# Exercise directions
Could you retype all of these rows exactly as they appear?

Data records
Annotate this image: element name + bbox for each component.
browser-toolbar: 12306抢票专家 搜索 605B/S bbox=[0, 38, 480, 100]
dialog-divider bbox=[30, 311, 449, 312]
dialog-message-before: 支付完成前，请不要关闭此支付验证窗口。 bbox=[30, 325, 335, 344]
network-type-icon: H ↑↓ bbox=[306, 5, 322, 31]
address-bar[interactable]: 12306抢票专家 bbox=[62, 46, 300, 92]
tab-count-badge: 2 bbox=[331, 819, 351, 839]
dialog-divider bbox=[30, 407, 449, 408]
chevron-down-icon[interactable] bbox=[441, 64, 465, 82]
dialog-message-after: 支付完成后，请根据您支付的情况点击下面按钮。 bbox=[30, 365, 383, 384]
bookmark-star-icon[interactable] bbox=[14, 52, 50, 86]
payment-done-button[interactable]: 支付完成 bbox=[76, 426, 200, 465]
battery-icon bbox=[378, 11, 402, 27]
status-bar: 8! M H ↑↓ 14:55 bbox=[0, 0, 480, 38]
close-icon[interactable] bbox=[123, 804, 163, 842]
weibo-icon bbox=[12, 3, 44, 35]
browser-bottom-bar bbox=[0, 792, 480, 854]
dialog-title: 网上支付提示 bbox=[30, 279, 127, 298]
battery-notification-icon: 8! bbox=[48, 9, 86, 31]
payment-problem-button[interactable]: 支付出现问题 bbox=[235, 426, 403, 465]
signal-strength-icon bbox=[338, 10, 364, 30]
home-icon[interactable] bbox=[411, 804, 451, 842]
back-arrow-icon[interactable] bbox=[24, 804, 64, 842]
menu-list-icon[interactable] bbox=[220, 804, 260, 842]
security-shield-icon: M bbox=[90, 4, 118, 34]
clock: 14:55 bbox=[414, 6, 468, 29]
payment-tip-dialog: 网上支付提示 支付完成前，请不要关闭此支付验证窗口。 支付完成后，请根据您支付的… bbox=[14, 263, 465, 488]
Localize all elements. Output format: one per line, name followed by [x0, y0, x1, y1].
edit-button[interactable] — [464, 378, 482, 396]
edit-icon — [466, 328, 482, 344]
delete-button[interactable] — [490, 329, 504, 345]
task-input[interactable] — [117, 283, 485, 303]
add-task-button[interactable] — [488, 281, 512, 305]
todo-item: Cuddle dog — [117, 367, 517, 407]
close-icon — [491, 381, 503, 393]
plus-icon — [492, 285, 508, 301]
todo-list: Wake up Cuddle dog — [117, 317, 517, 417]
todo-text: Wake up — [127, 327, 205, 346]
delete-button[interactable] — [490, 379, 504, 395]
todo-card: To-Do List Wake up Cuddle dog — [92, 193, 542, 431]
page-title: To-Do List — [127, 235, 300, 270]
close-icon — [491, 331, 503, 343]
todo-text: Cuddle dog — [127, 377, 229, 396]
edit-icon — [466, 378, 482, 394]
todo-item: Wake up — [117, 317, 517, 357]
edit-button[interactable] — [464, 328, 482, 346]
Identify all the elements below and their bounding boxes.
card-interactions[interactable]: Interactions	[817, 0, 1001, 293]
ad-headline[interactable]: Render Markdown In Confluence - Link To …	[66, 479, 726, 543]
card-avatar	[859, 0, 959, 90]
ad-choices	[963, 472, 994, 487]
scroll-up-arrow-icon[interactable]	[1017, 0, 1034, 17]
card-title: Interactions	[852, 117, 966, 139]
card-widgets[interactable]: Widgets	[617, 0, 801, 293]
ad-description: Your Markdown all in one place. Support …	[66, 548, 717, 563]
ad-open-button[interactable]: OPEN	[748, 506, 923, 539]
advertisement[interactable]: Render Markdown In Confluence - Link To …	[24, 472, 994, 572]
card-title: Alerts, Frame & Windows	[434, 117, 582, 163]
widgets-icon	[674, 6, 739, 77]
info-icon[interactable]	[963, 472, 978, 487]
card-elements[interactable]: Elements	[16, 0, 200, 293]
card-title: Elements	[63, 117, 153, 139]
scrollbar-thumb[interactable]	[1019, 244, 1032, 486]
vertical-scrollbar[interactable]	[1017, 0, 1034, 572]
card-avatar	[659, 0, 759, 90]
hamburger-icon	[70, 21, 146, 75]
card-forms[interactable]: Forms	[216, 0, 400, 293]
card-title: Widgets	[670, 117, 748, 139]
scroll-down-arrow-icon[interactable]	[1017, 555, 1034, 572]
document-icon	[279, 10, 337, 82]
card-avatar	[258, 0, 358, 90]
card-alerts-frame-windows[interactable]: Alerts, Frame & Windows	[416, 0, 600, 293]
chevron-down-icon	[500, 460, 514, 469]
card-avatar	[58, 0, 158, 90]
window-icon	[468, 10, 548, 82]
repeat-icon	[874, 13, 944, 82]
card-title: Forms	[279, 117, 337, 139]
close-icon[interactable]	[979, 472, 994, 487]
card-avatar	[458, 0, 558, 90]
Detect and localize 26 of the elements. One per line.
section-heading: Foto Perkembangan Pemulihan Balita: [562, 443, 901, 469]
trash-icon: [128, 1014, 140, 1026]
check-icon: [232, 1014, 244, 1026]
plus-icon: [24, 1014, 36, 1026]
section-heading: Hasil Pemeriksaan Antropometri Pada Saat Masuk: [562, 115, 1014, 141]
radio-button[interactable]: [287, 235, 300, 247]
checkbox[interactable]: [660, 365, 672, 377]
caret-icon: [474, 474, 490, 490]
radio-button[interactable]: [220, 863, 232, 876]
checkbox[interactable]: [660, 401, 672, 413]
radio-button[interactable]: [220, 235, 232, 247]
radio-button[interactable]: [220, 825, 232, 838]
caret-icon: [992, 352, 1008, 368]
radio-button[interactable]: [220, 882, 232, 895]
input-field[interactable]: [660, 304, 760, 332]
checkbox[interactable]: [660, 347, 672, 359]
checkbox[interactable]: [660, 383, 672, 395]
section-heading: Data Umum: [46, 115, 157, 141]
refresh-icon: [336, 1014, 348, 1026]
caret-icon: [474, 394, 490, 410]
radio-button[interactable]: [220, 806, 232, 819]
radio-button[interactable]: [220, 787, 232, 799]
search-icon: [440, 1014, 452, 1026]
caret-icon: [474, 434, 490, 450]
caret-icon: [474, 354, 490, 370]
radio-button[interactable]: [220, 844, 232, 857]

# Full solution
Annotate this image: element name + bbox for each component.
browser-toolbar: 12306抢票专家 搜索 605B/S bbox=[0, 38, 480, 100]
dialog-divider bbox=[30, 311, 449, 312]
dialog-message-before: 支付完成前，请不要关闭此支付验证窗口。 bbox=[30, 325, 335, 344]
network-type-icon: H ↑↓ bbox=[306, 5, 322, 31]
address-bar[interactable]: 12306抢票专家 bbox=[62, 46, 300, 92]
tab-count-badge: 2 bbox=[331, 819, 351, 839]
dialog-divider bbox=[30, 407, 449, 408]
chevron-down-icon[interactable] bbox=[441, 64, 465, 82]
dialog-message-after: 支付完成后，请根据您支付的情况点击下面按钮。 bbox=[30, 365, 383, 384]
bookmark-star-icon[interactable] bbox=[14, 52, 50, 86]
payment-done-button[interactable]: 支付完成 bbox=[76, 426, 200, 465]
battery-icon bbox=[378, 11, 402, 27]
status-bar: 8! M H ↑↓ 14:55 bbox=[0, 0, 480, 38]
close-icon[interactable] bbox=[123, 804, 163, 842]
weibo-icon bbox=[12, 3, 44, 35]
browser-bottom-bar bbox=[0, 792, 480, 854]
dialog-title: 网上支付提示 bbox=[30, 279, 127, 298]
battery-notification-icon: 8! bbox=[48, 9, 86, 31]
payment-problem-button[interactable]: 支付出现问题 bbox=[235, 426, 403, 465]
signal-strength-icon bbox=[338, 10, 364, 30]
home-icon[interactable] bbox=[411, 804, 451, 842]
back-arrow-icon[interactable] bbox=[24, 804, 64, 842]
menu-list-icon[interactable] bbox=[220, 804, 260, 842]
security-shield-icon: M bbox=[90, 4, 118, 34]
clock: 14:55 bbox=[414, 6, 468, 29]
payment-tip-dialog: 网上支付提示 支付完成前，请不要关闭此支付验证窗口。 支付完成后，请根据您支付的… bbox=[14, 263, 465, 488]
Localize all elements. Output format: one per line, name followed by [x0, y0, x1, y1].
edit-button[interactable] — [464, 378, 482, 396]
edit-icon — [466, 328, 482, 344]
delete-button[interactable] — [490, 329, 504, 345]
task-input[interactable] — [117, 283, 485, 303]
add-task-button[interactable] — [488, 281, 512, 305]
todo-item: Cuddle dog — [117, 367, 517, 407]
close-icon — [491, 381, 503, 393]
plus-icon — [492, 285, 508, 301]
todo-list: Wake up Cuddle dog — [117, 317, 517, 417]
todo-text: Wake up — [127, 327, 205, 346]
delete-button[interactable] — [490, 379, 504, 395]
todo-card: To-Do List Wake up Cuddle dog — [92, 193, 542, 431]
page-title: To-Do List — [127, 235, 300, 270]
close-icon — [491, 331, 503, 343]
todo-text: Cuddle dog — [127, 377, 229, 396]
edit-icon — [466, 378, 482, 394]
todo-item: Wake up — [117, 317, 517, 357]
edit-button[interactable] — [464, 328, 482, 346]
Identify all the elements below and their bounding boxes.
card-interactions[interactable]: Interactions	[817, 0, 1001, 293]
ad-headline[interactable]: Render Markdown In Confluence - Link To …	[66, 479, 726, 543]
card-avatar	[859, 0, 959, 90]
ad-choices	[963, 472, 994, 487]
scroll-up-arrow-icon[interactable]	[1017, 0, 1034, 17]
card-title: Interactions	[852, 117, 966, 139]
card-widgets[interactable]: Widgets	[617, 0, 801, 293]
ad-description: Your Markdown all in one place. Support …	[66, 548, 717, 563]
ad-open-button[interactable]: OPEN	[748, 506, 923, 539]
advertisement[interactable]: Render Markdown In Confluence - Link To …	[24, 472, 994, 572]
card-title: Alerts, Frame & Windows	[434, 117, 582, 163]
widgets-icon	[674, 6, 739, 77]
info-icon[interactable]	[963, 472, 978, 487]
card-elements[interactable]: Elements	[16, 0, 200, 293]
card-title: Elements	[63, 117, 153, 139]
scrollbar-thumb[interactable]	[1019, 244, 1032, 486]
vertical-scrollbar[interactable]	[1017, 0, 1034, 572]
card-avatar	[659, 0, 759, 90]
hamburger-icon	[70, 21, 146, 75]
card-forms[interactable]: Forms	[216, 0, 400, 293]
card-title: Widgets	[670, 117, 748, 139]
scroll-down-arrow-icon[interactable]	[1017, 555, 1034, 572]
document-icon	[279, 10, 337, 82]
card-avatar	[258, 0, 358, 90]
card-alerts-frame-windows[interactable]: Alerts, Frame & Windows	[416, 0, 600, 293]
chevron-down-icon	[500, 460, 514, 469]
card-avatar	[58, 0, 158, 90]
window-icon	[468, 10, 548, 82]
repeat-icon	[874, 13, 944, 82]
card-title: Forms	[279, 117, 337, 139]
close-icon[interactable]	[979, 472, 994, 487]
card-avatar	[458, 0, 558, 90]
Detect and localize 26 of the elements. One per line.
section-heading: Foto Perkembangan Pemulihan Balita: [562, 443, 901, 469]
trash-icon: [128, 1014, 140, 1026]
check-icon: [232, 1014, 244, 1026]
plus-icon: [24, 1014, 36, 1026]
section-heading: Hasil Pemeriksaan Antropometri Pada Saat Masuk: [562, 115, 1014, 141]
radio-button[interactable]: [287, 235, 300, 247]
checkbox[interactable]: [660, 365, 672, 377]
caret-icon: [474, 474, 490, 490]
radio-button[interactable]: [220, 863, 232, 876]
checkbox[interactable]: [660, 401, 672, 413]
radio-button[interactable]: [220, 235, 232, 247]
radio-button[interactable]: [220, 825, 232, 838]
caret-icon: [992, 352, 1008, 368]
radio-button[interactable]: [220, 882, 232, 895]
input-field[interactable]: [660, 304, 760, 332]
checkbox[interactable]: [660, 347, 672, 359]
checkbox[interactable]: [660, 383, 672, 395]
section-heading: Data Umum: [46, 115, 157, 141]
refresh-icon: [336, 1014, 348, 1026]
caret-icon: [474, 394, 490, 410]
radio-button[interactable]: [220, 806, 232, 819]
radio-button[interactable]: [220, 787, 232, 799]
search-icon: [440, 1014, 452, 1026]
caret-icon: [474, 434, 490, 450]
caret-icon: [474, 354, 490, 370]
radio-button[interactable]: [220, 844, 232, 857]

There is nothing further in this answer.